TASK REQUIREMENTS :: Present the following data again exactly as it is shown.

DATA EXTRACT ::

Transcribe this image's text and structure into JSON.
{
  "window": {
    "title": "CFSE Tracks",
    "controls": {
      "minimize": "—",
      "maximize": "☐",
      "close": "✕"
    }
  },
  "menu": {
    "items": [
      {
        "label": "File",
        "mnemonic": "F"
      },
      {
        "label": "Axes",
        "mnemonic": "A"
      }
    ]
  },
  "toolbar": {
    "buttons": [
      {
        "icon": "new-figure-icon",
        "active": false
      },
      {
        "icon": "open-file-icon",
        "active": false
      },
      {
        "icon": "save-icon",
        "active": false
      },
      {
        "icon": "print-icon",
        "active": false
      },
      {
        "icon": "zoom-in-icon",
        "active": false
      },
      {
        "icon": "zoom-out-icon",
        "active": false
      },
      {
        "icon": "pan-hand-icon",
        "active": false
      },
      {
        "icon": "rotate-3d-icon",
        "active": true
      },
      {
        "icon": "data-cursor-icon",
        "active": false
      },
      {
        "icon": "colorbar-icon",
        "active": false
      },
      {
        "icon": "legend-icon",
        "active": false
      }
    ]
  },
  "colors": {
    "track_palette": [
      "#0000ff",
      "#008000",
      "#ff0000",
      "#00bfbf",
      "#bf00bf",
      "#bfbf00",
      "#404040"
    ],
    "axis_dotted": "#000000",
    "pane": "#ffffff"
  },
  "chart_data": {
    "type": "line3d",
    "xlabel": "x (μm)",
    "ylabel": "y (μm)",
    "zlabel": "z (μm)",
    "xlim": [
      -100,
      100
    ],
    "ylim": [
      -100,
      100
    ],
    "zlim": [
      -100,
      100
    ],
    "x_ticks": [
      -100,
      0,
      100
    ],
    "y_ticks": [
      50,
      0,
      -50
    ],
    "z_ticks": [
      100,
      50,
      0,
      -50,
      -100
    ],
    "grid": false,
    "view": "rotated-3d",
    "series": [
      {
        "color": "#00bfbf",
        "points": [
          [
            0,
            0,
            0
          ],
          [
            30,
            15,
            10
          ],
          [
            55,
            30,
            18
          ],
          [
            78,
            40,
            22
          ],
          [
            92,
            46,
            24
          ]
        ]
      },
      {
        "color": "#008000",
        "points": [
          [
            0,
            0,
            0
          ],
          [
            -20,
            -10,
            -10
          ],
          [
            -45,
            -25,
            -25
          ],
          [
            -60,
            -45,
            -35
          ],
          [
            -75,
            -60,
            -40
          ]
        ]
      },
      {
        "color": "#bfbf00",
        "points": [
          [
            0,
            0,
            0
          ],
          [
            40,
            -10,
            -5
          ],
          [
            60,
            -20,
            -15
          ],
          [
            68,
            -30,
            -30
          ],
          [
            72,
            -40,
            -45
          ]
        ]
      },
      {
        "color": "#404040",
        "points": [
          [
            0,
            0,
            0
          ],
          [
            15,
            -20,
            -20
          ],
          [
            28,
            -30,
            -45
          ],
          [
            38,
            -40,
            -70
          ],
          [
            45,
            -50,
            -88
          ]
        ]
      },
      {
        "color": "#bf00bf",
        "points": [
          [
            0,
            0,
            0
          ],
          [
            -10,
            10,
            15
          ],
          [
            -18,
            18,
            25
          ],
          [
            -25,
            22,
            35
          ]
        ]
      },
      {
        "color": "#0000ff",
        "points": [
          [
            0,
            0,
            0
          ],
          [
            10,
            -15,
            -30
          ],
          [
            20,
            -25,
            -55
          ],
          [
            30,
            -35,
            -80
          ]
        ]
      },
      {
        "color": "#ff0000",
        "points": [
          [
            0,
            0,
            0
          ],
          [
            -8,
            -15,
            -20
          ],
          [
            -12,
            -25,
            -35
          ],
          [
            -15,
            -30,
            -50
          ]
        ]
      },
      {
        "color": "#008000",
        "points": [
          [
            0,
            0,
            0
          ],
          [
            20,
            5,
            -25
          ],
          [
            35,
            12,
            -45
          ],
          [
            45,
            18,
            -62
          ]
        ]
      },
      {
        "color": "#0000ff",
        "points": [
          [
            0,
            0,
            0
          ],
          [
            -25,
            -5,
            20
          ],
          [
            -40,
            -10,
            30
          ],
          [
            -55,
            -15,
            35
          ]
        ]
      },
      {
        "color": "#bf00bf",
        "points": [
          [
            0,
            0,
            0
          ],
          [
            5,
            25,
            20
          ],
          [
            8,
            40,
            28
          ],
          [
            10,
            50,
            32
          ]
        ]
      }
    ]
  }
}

EXERCISE SOLUTION ::
Transcribe this image's text and structure into JSON.
{
  "window": {
    "title": "CFSE Tracks",
    "controls": {
      "minimize": "—",
      "maximize": "☐",
      "close": "✕"
    }
  },
  "menu": {
    "items": [
      {
        "label": "File",
        "mnemonic": "F"
      },
      {
        "label": "Axes",
        "mnemonic": "A"
      }
    ]
  },
  "toolbar": {
    "buttons": [
      {
        "icon": "new-figure-icon",
        "active": false
      },
      {
        "icon": "open-file-icon",
        "active": false
      },
      {
        "icon": "save-icon",
        "active": false
      },
      {
        "icon": "print-icon",
        "active": false
      },
      {
        "icon": "zoom-in-icon",
        "active": false
      },
      {
        "icon": "zoom-out-icon",
        "active": false
      },
      {
        "icon": "pan-hand-icon",
        "active": false
      },
      {
        "icon": "rotate-3d-icon",
        "active": true
      },
      {
        "icon": "data-cursor-icon",
        "active": false
      },
      {
        "icon": "colorbar-icon",
        "active": false
      },
      {
        "icon": "legend-icon",
        "active": false
      }
    ]
  },
  "colors": {
    "track_palette": [
      "#0000ff",
      "#008000",
      "#ff0000",
      "#00bfbf",
      "#bf00bf",
      "#bfbf00",
      "#404040"
    ],
    "axis_dotted": "#000000",
    "pane": "#ffffff"
  },
  "chart_data": {
    "type": "line3d",
    "xlabel": "x (μm)",
    "ylabel": "y (μm)",
    "zlabel": "z (μm)",
    "xlim": [
      -100,
      100
    ],
    "ylim": [
      -100,
      100
    ],
    "zlim": [
      -100,
      100
    ],
    "x_ticks": [
      -100,
      0,
      100
    ],
    "y_ticks": [
      50,
      0,
      -50
    ],
    "z_ticks": [
      100,
      50,
      0,
      -50,
      -100
    ],
    "grid": false,
    "view": "rotated-3d",
    "series": [
      {
        "color": "#00bfbf",
        "points": [
          [
            0,
            0,
            0
          ],
          [
            30,
            15,
            10
          ],
          [
            55,
            30,
            18
          ],
          [
            78,
            40,
            22
          ],
          [
            92,
            46,
            24
          ]
        ]
      },
      {
        "color": "#008000",
        "points": [
          [
            0,
            0,
            0
          ],
          [
            -20,
            -10,
            -10
          ],
          [
            -45,
            -25,
            -25
          ],
          [
            -60,
            -45,
            -35
          ],
          [
            -75,
            -60,
            -40
          ]
        ]
      },
      {
        "color": "#bfbf00",
        "points": [
          [
            0,
            0,
            0
          ],
          [
            40,
            -10,
            -5
          ],
          [
            60,
            -20,
            -15
          ],
          [
            68,
            -30,
            -30
          ],
          [
            72,
            -40,
            -45
          ]
        ]
      },
      {
        "color": "#404040",
        "points": [
          [
            0,
            0,
            0
          ],
          [
            15,
            -20,
            -20
          ],
          [
            28,
            -30,
            -45
          ],
          [
            38,
            -40,
            -70
          ],
          [
            45,
            -50,
            -88
          ]
        ]
      },
      {
        "color": "#bf00bf",
        "points": [
          [
            0,
            0,
            0
          ],
          [
            -10,
            10,
            15
          ],
          [
            -18,
            18,
            25
          ],
          [
            -25,
            22,
            35
          ]
        ]
      },
      {
        "color": "#0000ff",
        "points": [
          [
            0,
            0,
            0
          ],
          [
            10,
            -15,
            -30
          ],
          [
            20,
            -25,
            -55
          ],
          [
            30,
            -35,
            -80
          ]
        ]
      },
      {
        "color": "#ff0000",
        "points": [
          [
            0,
            0,
            0
          ],
          [
            -8,
            -15,
            -20
          ],
          [
            -12,
            -25,
            -35
          ],
          [
            -15,
            -30,
            -50
          ]
        ]
      },
      {
        "color": "#008000",
        "points": [
          [
            0,
            0,
            0
          ],
          [
            20,
            5,
            -25
          ],
          [
            35,
            12,
            -45
          ],
          [
            45,
            18,
            -62
          ]
        ]
      },
      {
        "color": "#0000ff",
        "points": [
          [
            0,
            0,
            0
          ],
          [
            -25,
            -5,
            20
          ],
          [
            -40,
            -10,
            30
          ],
          [
            -55,
            -15,
            35
          ]
        ]
      },
      {
        "color": "#bf00bf",
        "points": [
          [
            0,
            0,
            0
          ],
          [
            5,
            25,
            20
          ],
          [
            8,
            40,
            28
          ],
          [
            10,
            50,
            32
          ]
        ]
      }
    ]
  }
}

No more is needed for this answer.